[Dataset items]
--------------------------------

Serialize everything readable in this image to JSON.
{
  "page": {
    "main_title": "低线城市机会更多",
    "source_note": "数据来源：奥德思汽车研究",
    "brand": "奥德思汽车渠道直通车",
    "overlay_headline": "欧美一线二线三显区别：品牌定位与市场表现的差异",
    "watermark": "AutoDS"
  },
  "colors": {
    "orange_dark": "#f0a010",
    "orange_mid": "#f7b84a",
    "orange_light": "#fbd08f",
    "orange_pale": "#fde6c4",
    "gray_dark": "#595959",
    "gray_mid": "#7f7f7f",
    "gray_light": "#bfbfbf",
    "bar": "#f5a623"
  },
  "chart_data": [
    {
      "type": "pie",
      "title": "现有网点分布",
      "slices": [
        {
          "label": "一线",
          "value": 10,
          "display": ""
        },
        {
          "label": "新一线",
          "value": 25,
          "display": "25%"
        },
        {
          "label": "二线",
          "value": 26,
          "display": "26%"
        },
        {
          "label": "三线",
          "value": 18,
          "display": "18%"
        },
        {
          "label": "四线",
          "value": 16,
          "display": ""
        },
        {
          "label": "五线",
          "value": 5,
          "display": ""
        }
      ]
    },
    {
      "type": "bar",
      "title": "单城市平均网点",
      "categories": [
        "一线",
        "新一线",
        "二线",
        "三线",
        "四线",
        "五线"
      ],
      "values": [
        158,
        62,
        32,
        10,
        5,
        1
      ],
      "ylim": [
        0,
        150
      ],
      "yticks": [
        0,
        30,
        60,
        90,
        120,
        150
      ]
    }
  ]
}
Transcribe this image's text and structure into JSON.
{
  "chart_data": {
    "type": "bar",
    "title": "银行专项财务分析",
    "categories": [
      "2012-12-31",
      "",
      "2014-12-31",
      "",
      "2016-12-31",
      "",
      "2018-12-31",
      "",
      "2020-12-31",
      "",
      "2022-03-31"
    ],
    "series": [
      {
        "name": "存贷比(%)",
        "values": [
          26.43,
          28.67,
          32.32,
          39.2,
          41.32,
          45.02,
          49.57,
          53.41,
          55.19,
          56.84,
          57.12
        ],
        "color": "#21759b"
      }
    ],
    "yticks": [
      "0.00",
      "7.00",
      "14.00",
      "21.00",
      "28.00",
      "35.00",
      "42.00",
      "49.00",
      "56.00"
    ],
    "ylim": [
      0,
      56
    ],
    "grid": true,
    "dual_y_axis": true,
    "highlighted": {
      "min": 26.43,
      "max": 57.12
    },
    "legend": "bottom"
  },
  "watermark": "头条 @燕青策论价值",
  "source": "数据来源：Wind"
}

--------------------------------

# WHAT IS ASKED
Looking at the records above, count the lines where the word "this" appears. State only the number.

# OUTPUT
2